◆ YOUR OBJECTIVE
Images are excluded; otherwise, output every record exactly.

(Dataset records)
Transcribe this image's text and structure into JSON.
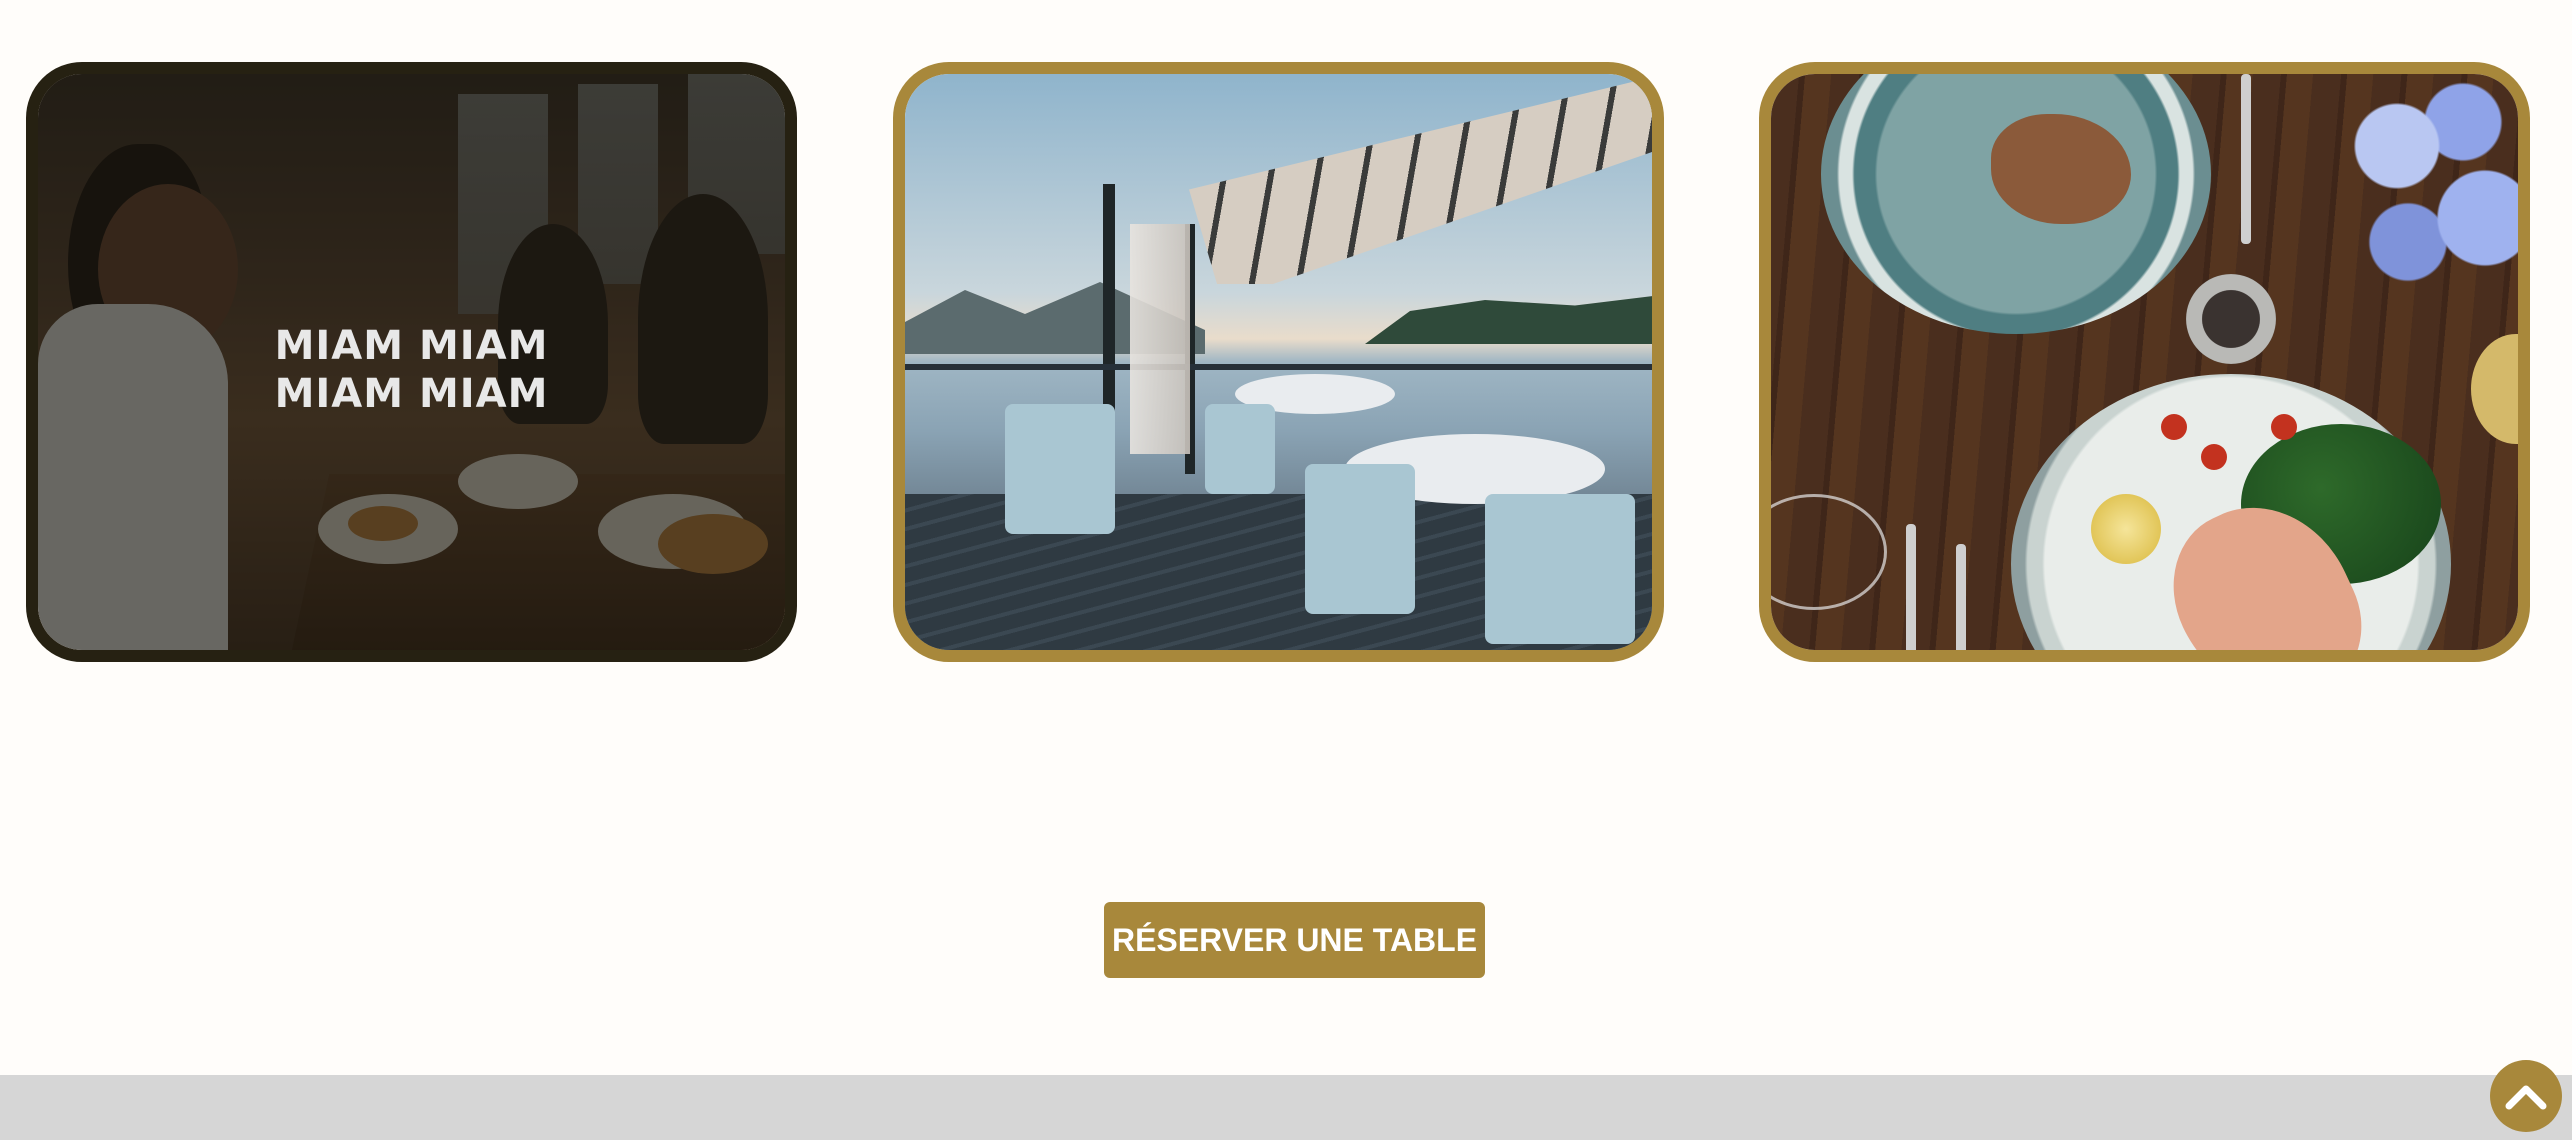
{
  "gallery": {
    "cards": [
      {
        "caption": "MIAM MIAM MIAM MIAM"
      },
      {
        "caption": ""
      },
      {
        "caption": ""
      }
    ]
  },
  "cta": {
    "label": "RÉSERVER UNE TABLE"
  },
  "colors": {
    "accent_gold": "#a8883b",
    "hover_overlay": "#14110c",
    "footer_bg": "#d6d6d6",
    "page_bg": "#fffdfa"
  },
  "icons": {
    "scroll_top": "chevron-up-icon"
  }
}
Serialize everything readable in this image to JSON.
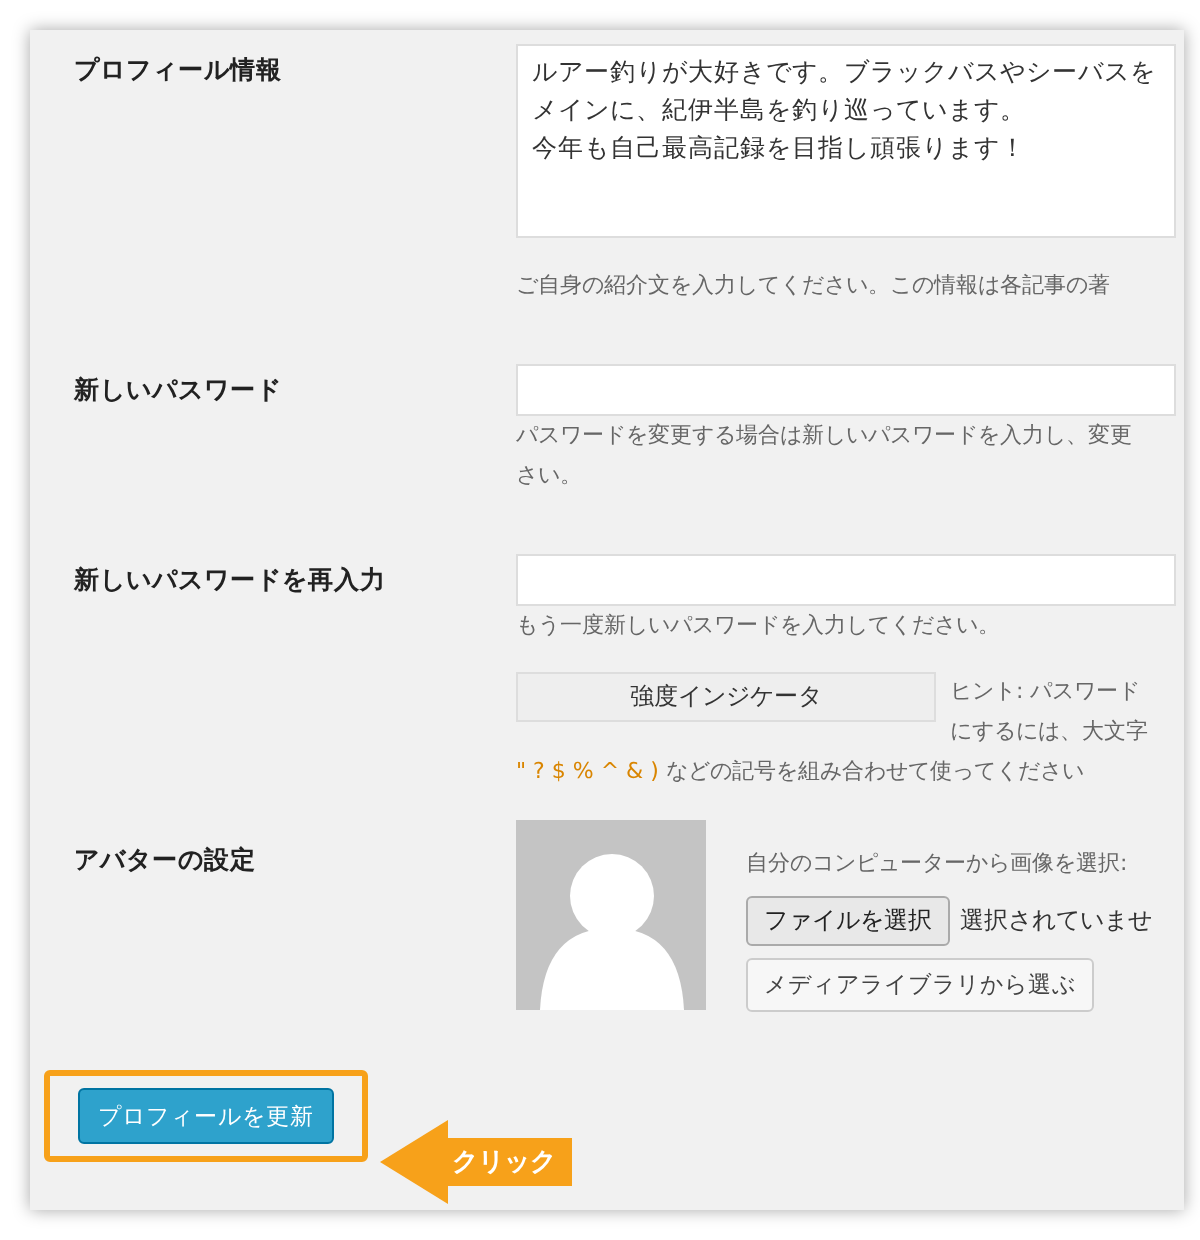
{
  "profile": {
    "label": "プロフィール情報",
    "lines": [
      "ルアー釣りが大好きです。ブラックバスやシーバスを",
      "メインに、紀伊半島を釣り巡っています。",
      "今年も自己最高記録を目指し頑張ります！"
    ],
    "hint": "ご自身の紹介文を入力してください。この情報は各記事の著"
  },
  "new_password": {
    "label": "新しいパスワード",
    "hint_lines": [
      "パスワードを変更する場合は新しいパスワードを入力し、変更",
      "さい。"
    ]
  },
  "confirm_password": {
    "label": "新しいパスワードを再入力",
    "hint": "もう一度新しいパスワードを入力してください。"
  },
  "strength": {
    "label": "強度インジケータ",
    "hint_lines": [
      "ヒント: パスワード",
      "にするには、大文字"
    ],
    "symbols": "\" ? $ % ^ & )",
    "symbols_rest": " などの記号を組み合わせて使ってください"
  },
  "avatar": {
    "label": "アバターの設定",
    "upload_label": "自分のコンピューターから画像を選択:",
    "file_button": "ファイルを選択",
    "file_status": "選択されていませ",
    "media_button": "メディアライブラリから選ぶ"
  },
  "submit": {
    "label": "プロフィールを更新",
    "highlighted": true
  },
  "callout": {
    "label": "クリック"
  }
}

◆ SOLUTION
Transcribe this image's text and structure into JSON.
{
  "gallery": {
    "cards": [
      {
        "caption": "MIAM MIAM MIAM MIAM"
      },
      {
        "caption": ""
      },
      {
        "caption": ""
      }
    ]
  },
  "cta": {
    "label": "RÉSERVER UNE TABLE"
  },
  "colors": {
    "accent_gold": "#a8883b",
    "hover_overlay": "#14110c",
    "footer_bg": "#d6d6d6",
    "page_bg": "#fffdfa"
  },
  "icons": {
    "scroll_top": "chevron-up-icon"
  }
}
Serialize everything readable in this image to JSON.
{
  "profile": {
    "label": "プロフィール情報",
    "lines": [
      "ルアー釣りが大好きです。ブラックバスやシーバスを",
      "メインに、紀伊半島を釣り巡っています。",
      "今年も自己最高記録を目指し頑張ります！"
    ],
    "hint": "ご自身の紹介文を入力してください。この情報は各記事の著"
  },
  "new_password": {
    "label": "新しいパスワード",
    "hint_lines": [
      "パスワードを変更する場合は新しいパスワードを入力し、変更",
      "さい。"
    ]
  },
  "confirm_password": {
    "label": "新しいパスワードを再入力",
    "hint": "もう一度新しいパスワードを入力してください。"
  },
  "strength": {
    "label": "強度インジケータ",
    "hint_lines": [
      "ヒント: パスワード",
      "にするには、大文字"
    ],
    "symbols": "\" ? $ % ^ & )",
    "symbols_rest": " などの記号を組み合わせて使ってください"
  },
  "avatar": {
    "label": "アバターの設定",
    "upload_label": "自分のコンピューターから画像を選択:",
    "file_button": "ファイルを選択",
    "file_status": "選択されていませ",
    "media_button": "メディアライブラリから選ぶ"
  },
  "submit": {
    "label": "プロフィールを更新",
    "highlighted": true
  },
  "callout": {
    "label": "クリック"
  }
}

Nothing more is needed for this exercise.